WHAT THE TASK REQUIRES: Every entry must be copied word for word.

————

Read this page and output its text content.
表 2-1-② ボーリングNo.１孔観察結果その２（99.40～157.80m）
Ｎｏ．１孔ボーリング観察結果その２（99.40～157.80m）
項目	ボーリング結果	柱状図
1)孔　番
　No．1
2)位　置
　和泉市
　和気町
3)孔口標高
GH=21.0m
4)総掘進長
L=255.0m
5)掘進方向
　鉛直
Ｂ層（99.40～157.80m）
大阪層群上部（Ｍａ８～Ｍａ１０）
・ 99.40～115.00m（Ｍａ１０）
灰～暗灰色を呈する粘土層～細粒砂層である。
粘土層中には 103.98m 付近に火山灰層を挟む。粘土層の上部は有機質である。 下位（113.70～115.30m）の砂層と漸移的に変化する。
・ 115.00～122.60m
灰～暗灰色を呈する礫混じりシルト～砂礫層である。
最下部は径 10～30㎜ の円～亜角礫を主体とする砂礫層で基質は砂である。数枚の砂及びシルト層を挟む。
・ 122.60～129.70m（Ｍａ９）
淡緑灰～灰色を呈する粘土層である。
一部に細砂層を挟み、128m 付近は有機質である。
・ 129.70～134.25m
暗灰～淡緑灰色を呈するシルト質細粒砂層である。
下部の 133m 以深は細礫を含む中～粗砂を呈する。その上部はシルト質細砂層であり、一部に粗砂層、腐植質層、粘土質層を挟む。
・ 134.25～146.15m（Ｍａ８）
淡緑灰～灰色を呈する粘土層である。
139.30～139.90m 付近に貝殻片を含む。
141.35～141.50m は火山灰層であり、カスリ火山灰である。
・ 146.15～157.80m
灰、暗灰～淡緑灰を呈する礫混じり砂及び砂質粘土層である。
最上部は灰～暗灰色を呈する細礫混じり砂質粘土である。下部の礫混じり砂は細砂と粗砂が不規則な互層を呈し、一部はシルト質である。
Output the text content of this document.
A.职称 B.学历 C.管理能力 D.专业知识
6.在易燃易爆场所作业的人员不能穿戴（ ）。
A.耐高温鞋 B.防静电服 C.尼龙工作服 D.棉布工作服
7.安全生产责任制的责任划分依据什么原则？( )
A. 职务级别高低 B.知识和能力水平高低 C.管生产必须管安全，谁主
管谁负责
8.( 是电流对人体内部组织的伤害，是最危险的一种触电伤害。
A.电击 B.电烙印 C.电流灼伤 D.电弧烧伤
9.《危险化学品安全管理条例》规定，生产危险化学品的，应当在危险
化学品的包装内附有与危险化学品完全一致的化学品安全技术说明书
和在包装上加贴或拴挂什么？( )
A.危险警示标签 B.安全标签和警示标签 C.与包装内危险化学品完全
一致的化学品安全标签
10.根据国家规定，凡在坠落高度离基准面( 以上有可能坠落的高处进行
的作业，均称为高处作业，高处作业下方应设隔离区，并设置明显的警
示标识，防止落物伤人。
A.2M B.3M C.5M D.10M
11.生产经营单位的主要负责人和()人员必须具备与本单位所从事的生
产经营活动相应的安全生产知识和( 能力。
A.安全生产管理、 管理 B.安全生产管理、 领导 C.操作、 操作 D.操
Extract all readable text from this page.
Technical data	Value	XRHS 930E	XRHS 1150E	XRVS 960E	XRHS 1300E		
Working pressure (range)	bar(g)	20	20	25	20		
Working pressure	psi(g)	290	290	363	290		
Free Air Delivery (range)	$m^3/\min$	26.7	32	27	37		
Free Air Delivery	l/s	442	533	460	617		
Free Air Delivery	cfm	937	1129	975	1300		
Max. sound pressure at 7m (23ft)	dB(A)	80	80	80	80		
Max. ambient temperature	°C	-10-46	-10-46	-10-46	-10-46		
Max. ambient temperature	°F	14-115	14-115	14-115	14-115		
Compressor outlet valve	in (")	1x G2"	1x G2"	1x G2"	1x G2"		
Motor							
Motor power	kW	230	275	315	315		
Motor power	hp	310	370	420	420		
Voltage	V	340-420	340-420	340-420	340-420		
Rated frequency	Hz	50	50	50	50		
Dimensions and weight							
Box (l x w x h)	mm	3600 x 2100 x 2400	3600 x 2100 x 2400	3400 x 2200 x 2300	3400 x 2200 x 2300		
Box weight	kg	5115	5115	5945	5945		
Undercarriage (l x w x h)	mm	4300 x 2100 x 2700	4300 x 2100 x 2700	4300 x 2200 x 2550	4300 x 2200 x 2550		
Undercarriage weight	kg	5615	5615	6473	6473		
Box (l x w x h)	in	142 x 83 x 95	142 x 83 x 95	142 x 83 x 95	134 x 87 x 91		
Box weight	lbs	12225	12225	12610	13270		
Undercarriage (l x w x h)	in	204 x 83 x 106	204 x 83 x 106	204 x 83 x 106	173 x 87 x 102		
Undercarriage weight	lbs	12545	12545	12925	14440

————

FINAL ANSWER:
Read this page and output its text content.
表 2-1-② ボーリングNo.１孔観察結果その２（99.40～157.80m）
Ｎｏ．１孔ボーリング観察結果その２（99.40～157.80m）
項目	ボーリング結果	柱状図
1)孔　番
　No．1
2)位　置
　和泉市
　和気町
3)孔口標高
GH=21.0m
4)総掘進長
L=255.0m
5)掘進方向
　鉛直
Ｂ層（99.40～157.80m）
大阪層群上部（Ｍａ８～Ｍａ１０）
・ 99.40～115.00m（Ｍａ１０）
灰～暗灰色を呈する粘土層～細粒砂層である。
粘土層中には 103.98m 付近に火山灰層を挟む。粘土層の上部は有機質である。 下位（113.70～115.30m）の砂層と漸移的に変化する。
・ 115.00～122.60m
灰～暗灰色を呈する礫混じりシルト～砂礫層である。
最下部は径 10～30㎜ の円～亜角礫を主体とする砂礫層で基質は砂である。数枚の砂及びシルト層を挟む。
・ 122.60～129.70m（Ｍａ９）
淡緑灰～灰色を呈する粘土層である。
一部に細砂層を挟み、128m 付近は有機質である。
・ 129.70～134.25m
暗灰～淡緑灰色を呈するシルト質細粒砂層である。
下部の 133m 以深は細礫を含む中～粗砂を呈する。その上部はシルト質細砂層であり、一部に粗砂層、腐植質層、粘土質層を挟む。
・ 134.25～146.15m（Ｍａ８）
淡緑灰～灰色を呈する粘土層である。
139.30～139.90m 付近に貝殻片を含む。
141.35～141.50m は火山灰層であり、カスリ火山灰である。
・ 146.15～157.80m
灰、暗灰～淡緑灰を呈する礫混じり砂及び砂質粘土層である。
最上部は灰～暗灰色を呈する細礫混じり砂質粘土である。下部の礫混じり砂は細砂と粗砂が不規則な互層を呈し、一部はシルト質である。
Output the text content of this document.
A.职称 B.学历 C.管理能力 D.专业知识
6.在易燃易爆场所作业的人员不能穿戴（ ）。
A.耐高温鞋 B.防静电服 C.尼龙工作服 D.棉布工作服
7.安全生产责任制的责任划分依据什么原则？( )
A. 职务级别高低 B.知识和能力水平高低 C.管生产必须管安全，谁主
管谁负责
8.( 是电流对人体内部组织的伤害，是最危险的一种触电伤害。
A.电击 B.电烙印 C.电流灼伤 D.电弧烧伤
9.《危险化学品安全管理条例》规定，生产危险化学品的，应当在危险
化学品的包装内附有与危险化学品完全一致的化学品安全技术说明书
和在包装上加贴或拴挂什么？( )
A.危险警示标签 B.安全标签和警示标签 C.与包装内危险化学品完全
一致的化学品安全标签
10.根据国家规定，凡在坠落高度离基准面( 以上有可能坠落的高处进行
的作业，均称为高处作业，高处作业下方应设隔离区，并设置明显的警
示标识，防止落物伤人。
A.2M B.3M C.5M D.10M
11.生产经营单位的主要负责人和()人员必须具备与本单位所从事的生
产经营活动相应的安全生产知识和( 能力。
A.安全生产管理、 管理 B.安全生产管理、 领导 C.操作、 操作 D.操
Extract all readable text from this page.
Technical data	Value	XRHS 930E	XRHS 1150E	XRVS 960E	XRHS 1300E		
Working pressure (range)	bar(g)	20	20	25	20		
Working pressure	psi(g)	290	290	363	290		
Free Air Delivery (range)	$m^3/\min$	26.7	32	27	37		
Free Air Delivery	l/s	442	533	460	617		
Free Air Delivery	cfm	937	1129	975	1300		
Max. sound pressure at 7m (23ft)	dB(A)	80	80	80	80		
Max. ambient temperature	°C	-10-46	-10-46	-10-46	-10-46		
Max. ambient temperature	°F	14-115	14-115	14-115	14-115		
Compressor outlet valve	in (")	1x G2"	1x G2"	1x G2"	1x G2"		
Motor							
Motor power	kW	230	275	315	315		
Motor power	hp	310	370	420	420		
Voltage	V	340-420	340-420	340-420	340-420		
Rated frequency	Hz	50	50	50	50		
Dimensions and weight							
Box (l x w x h)	mm	3600 x 2100 x 2400	3600 x 2100 x 2400	3400 x 2200 x 2300	3400 x 2200 x 2300		
Box weight	kg	5115	5115	5945	5945		
Undercarriage (l x w x h)	mm	4300 x 2100 x 2700	4300 x 2100 x 2700	4300 x 2200 x 2550	4300 x 2200 x 2550		
Undercarriage weight	kg	5615	5615	6473	6473		
Box (l x w x h)	in	142 x 83 x 95	142 x 83 x 95	142 x 83 x 95	134 x 87 x 91		
Box weight	lbs	12225	12225	12610	13270		
Undercarriage (l x w x h)	in	204 x 83 x 106	204 x 83 x 106	204 x 83 x 106	173 x 87 x 102		
Undercarriage weight	lbs	12545	12545	12925	14440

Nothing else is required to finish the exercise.